▶ [What the task requires]:
Using the entries below, return word for word the lines from the one containing "Type out the text in this image." up to and including the last.
## START
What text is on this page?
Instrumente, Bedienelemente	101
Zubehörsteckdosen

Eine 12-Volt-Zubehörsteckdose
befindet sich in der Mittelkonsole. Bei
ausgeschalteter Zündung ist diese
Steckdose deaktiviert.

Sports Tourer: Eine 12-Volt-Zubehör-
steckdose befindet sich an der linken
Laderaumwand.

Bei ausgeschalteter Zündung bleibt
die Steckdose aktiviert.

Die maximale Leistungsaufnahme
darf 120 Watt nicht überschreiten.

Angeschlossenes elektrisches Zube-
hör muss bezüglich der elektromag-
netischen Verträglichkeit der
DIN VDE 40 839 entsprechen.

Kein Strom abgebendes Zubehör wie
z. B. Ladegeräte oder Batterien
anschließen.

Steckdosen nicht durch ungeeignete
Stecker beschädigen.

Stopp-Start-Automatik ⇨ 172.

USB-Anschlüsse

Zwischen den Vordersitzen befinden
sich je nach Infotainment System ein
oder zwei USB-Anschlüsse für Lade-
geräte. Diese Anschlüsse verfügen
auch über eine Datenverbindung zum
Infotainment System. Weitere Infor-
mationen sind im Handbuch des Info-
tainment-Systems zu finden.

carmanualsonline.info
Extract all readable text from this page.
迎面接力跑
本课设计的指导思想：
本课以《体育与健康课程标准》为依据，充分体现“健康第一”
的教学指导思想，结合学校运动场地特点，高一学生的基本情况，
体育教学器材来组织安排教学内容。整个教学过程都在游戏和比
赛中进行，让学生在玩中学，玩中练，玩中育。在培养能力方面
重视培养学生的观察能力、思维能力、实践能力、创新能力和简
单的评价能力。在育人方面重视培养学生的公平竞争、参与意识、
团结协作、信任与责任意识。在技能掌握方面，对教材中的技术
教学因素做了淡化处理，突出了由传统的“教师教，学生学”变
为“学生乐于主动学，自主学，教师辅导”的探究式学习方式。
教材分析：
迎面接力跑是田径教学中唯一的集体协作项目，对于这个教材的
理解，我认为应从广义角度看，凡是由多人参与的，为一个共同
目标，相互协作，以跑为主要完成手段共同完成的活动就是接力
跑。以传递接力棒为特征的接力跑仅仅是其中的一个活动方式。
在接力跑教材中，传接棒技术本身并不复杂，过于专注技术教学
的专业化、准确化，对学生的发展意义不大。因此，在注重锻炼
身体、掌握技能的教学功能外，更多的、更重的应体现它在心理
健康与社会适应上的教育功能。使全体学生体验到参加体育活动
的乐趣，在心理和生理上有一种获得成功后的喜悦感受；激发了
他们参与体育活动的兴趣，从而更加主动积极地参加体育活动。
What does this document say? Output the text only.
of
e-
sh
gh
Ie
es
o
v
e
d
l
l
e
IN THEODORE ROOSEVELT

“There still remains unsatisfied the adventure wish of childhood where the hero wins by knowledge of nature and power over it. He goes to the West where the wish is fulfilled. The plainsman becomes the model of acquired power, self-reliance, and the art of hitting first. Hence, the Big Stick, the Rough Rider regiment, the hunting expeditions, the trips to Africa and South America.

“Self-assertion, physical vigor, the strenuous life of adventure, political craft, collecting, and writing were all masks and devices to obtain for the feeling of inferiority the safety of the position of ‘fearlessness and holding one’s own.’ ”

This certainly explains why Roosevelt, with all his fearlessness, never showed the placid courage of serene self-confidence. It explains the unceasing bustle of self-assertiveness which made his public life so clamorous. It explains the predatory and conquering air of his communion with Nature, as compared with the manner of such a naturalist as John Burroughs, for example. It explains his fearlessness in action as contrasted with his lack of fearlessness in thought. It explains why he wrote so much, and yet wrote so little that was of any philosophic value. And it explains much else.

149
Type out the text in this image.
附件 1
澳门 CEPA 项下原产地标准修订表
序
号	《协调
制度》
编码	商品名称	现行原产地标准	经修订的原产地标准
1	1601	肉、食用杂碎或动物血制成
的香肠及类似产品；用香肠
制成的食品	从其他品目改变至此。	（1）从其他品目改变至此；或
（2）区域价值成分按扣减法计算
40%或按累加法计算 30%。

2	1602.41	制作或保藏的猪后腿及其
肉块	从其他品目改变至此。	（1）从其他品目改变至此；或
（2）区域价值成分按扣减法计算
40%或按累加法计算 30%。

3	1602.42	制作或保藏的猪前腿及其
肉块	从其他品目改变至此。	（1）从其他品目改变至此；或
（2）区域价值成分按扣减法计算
## END
▶ [Answer in full]:
Type out the text in this image.
附件 1
澳门 CEPA 项下原产地标准修订表
序
号	《协调
制度》
编码	商品名称	现行原产地标准	经修订的原产地标准
1	1601	肉、食用杂碎或动物血制成
的香肠及类似产品；用香肠
制成的食品	从其他品目改变至此。	（1）从其他品目改变至此；或
（2）区域价值成分按扣减法计算
40%或按累加法计算 30%。

2	1602.41	制作或保藏的猪后腿及其
肉块	从其他品目改变至此。	（1）从其他品目改变至此；或
（2）区域价值成分按扣减法计算
40%或按累加法计算 30%。

3	1602.42	制作或保藏的猪前腿及其
肉块	从其他品目改变至此。	（1）从其他品目改变至此；或
（2）区域价值成分按扣减法计算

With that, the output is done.